- [DATASET ENTRIES]:
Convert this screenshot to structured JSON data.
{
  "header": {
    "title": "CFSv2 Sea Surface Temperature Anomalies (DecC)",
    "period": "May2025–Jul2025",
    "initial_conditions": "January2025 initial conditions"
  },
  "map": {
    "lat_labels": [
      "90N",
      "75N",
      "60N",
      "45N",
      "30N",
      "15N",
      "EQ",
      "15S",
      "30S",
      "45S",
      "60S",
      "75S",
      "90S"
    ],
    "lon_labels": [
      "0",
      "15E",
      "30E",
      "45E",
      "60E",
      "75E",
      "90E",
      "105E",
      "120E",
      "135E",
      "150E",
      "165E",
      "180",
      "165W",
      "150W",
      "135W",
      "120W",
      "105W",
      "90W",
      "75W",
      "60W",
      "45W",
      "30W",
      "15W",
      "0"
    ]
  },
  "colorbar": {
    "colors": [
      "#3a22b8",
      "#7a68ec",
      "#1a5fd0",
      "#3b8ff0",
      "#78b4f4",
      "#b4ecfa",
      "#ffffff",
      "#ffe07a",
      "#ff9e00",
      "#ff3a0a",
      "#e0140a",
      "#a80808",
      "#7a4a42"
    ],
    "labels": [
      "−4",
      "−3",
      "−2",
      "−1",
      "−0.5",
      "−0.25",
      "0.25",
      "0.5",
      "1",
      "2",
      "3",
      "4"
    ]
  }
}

==

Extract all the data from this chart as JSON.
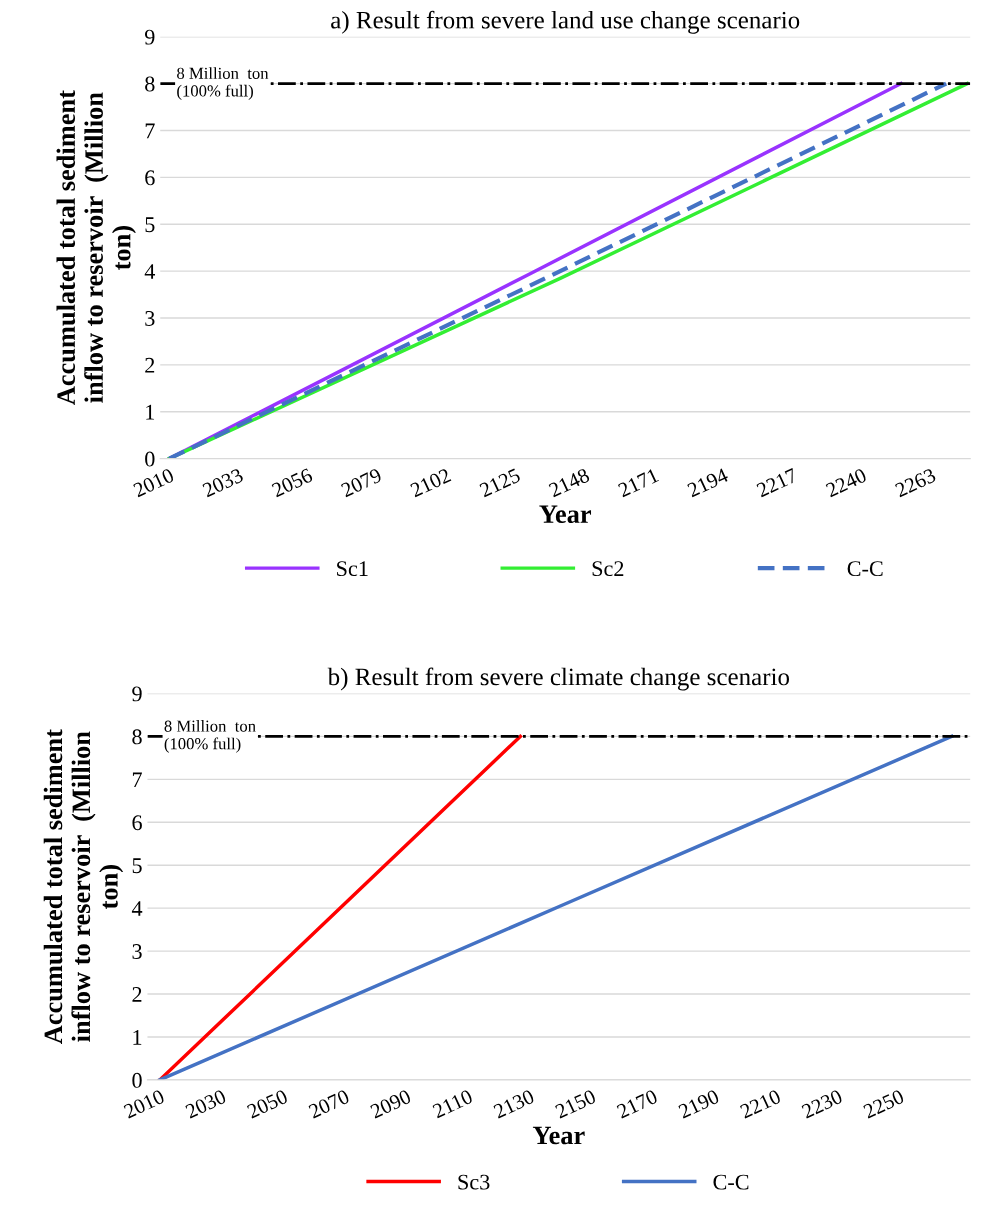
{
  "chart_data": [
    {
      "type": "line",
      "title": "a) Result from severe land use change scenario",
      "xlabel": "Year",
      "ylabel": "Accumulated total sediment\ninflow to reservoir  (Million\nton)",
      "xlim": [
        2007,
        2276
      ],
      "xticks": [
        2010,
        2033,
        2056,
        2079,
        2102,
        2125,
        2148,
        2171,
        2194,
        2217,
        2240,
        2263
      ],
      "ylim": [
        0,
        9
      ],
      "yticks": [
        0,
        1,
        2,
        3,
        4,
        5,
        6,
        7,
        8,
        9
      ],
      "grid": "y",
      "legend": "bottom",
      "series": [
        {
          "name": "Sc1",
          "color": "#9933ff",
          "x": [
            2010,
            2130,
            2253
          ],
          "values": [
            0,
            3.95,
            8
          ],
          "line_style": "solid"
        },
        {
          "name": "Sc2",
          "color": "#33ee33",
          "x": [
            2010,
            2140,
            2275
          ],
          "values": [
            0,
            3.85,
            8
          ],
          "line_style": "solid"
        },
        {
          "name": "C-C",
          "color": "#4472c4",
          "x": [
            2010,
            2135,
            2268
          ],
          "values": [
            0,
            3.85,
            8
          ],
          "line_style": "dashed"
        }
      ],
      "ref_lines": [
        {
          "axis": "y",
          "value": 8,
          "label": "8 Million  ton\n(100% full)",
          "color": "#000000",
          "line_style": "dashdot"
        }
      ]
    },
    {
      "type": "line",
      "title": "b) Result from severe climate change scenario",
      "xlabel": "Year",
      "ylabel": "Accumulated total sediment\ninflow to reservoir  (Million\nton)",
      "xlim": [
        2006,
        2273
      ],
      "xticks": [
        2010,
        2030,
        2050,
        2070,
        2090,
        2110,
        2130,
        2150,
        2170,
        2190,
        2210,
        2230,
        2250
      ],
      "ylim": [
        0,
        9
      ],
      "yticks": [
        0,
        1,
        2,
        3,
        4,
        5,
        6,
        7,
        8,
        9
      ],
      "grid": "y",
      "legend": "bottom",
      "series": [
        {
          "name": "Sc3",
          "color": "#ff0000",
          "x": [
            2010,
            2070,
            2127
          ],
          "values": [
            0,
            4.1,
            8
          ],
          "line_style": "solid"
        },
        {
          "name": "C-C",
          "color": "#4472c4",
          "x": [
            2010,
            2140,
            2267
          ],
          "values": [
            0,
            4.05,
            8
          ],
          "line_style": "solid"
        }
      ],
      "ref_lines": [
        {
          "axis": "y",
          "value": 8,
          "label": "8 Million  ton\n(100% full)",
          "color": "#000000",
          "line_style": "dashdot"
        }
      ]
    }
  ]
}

- [TASK TO CARRY OUT]: The word "scenario" appears in how many lines of the data? Answer with only the number.

- [CORRECT RESPONSE]: 2